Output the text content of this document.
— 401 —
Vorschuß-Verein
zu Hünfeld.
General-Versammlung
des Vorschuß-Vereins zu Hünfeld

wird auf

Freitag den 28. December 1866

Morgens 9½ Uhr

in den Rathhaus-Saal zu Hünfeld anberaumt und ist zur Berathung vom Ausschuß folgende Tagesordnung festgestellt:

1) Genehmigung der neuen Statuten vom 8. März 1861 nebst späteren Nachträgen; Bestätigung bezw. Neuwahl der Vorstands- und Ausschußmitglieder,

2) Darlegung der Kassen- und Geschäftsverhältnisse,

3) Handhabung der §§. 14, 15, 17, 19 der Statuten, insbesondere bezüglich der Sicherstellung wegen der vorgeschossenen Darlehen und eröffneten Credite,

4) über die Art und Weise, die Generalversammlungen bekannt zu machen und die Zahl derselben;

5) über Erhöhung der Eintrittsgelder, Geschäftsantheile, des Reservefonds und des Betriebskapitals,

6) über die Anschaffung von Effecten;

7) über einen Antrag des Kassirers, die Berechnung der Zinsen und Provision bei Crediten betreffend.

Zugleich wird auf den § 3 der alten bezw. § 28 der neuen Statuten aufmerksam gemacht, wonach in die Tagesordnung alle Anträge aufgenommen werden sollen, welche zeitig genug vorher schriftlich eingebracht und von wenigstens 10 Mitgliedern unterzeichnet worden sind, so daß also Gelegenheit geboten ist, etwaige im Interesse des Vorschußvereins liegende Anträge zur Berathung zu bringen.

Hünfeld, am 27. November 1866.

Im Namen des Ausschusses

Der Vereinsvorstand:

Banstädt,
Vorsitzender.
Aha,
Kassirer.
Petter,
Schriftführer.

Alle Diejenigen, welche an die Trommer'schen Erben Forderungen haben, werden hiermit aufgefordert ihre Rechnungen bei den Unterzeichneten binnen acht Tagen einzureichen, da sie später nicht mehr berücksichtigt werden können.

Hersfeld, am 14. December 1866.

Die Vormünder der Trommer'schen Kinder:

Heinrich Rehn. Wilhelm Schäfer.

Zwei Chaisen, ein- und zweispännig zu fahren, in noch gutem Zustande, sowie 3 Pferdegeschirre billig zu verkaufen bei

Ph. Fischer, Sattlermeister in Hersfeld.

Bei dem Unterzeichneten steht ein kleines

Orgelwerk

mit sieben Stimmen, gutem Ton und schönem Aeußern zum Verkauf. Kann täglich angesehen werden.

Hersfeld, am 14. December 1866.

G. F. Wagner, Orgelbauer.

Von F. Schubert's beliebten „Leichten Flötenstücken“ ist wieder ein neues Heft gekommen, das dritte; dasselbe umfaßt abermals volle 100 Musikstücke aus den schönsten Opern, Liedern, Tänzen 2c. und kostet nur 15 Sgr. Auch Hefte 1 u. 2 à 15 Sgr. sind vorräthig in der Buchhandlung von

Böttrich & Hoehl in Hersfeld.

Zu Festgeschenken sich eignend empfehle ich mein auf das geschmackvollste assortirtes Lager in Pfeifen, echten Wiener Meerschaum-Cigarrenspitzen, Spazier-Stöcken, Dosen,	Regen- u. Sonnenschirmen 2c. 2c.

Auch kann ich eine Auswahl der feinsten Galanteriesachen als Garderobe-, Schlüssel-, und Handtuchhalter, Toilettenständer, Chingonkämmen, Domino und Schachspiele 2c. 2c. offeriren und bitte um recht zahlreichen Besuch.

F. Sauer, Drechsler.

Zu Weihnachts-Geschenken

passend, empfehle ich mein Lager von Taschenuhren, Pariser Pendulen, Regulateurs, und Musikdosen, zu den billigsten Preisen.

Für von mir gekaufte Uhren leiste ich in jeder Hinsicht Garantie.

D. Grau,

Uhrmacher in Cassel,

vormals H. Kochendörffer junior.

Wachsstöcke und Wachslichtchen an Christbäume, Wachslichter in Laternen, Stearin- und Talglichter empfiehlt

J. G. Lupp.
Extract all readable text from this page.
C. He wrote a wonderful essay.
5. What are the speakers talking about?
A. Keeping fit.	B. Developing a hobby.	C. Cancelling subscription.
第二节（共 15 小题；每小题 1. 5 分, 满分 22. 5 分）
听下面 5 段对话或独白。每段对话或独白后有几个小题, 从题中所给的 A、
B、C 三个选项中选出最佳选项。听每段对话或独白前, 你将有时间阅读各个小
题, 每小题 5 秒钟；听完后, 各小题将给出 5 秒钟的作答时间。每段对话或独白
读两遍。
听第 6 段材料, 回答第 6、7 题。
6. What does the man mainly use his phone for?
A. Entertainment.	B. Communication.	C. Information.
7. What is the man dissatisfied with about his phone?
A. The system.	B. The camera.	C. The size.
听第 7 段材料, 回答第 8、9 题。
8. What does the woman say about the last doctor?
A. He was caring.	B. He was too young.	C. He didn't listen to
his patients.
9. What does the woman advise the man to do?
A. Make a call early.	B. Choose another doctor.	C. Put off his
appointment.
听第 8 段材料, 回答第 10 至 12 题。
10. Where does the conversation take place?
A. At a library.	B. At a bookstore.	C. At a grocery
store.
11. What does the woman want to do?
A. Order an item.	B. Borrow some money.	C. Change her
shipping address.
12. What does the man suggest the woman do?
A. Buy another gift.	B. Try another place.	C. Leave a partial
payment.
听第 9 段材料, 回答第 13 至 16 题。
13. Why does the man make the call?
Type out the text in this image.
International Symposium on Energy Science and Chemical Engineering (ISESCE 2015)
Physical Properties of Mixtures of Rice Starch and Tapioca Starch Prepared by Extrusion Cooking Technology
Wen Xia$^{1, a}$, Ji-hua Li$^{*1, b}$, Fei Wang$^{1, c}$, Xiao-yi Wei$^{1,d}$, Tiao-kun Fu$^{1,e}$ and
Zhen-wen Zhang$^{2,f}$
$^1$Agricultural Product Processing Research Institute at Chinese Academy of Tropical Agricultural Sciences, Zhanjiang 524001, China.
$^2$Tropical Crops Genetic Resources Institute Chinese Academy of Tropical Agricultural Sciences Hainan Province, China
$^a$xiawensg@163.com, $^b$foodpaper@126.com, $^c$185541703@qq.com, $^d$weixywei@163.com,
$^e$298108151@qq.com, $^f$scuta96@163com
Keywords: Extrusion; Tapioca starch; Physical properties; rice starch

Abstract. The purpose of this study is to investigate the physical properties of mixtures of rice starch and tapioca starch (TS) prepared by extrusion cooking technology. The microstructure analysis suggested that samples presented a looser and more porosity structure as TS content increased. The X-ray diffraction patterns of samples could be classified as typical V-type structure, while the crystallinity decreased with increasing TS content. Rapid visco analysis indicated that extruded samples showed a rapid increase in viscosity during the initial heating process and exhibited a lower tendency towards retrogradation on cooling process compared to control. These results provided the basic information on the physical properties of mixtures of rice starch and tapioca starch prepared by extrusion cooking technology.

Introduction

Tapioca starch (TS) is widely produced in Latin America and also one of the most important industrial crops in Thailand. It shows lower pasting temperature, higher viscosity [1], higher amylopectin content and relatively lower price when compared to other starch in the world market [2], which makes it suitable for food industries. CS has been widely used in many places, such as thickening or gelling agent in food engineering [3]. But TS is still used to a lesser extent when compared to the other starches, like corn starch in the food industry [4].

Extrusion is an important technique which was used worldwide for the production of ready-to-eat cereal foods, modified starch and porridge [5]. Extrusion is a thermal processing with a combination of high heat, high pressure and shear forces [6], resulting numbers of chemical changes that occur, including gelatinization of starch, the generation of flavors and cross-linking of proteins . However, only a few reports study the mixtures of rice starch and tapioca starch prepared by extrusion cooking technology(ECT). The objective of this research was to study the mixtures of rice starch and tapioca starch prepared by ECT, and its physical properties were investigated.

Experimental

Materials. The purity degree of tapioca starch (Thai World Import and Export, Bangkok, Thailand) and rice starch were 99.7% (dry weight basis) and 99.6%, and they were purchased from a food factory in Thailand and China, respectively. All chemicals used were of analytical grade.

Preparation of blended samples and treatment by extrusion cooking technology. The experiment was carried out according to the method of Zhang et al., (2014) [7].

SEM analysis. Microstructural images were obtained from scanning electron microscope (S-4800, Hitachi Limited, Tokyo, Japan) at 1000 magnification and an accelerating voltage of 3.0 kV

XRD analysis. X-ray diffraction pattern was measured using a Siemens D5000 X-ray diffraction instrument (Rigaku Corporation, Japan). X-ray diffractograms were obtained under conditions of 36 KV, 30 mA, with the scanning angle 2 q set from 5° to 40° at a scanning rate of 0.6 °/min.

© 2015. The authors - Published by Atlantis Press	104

* **Required work**:
Which lines in the records above hold the string "What"? Copy each of them.

* **Response box**:
5. What are the speakers talking about?
6. What does the man mainly use his phone for?
7. What is the man dissatisfied with about his phone?
8. What does the woman say about the last doctor?
9. What does the woman advise the man to do?
11. What does the woman want to do?
12. What does the man suggest the woman do?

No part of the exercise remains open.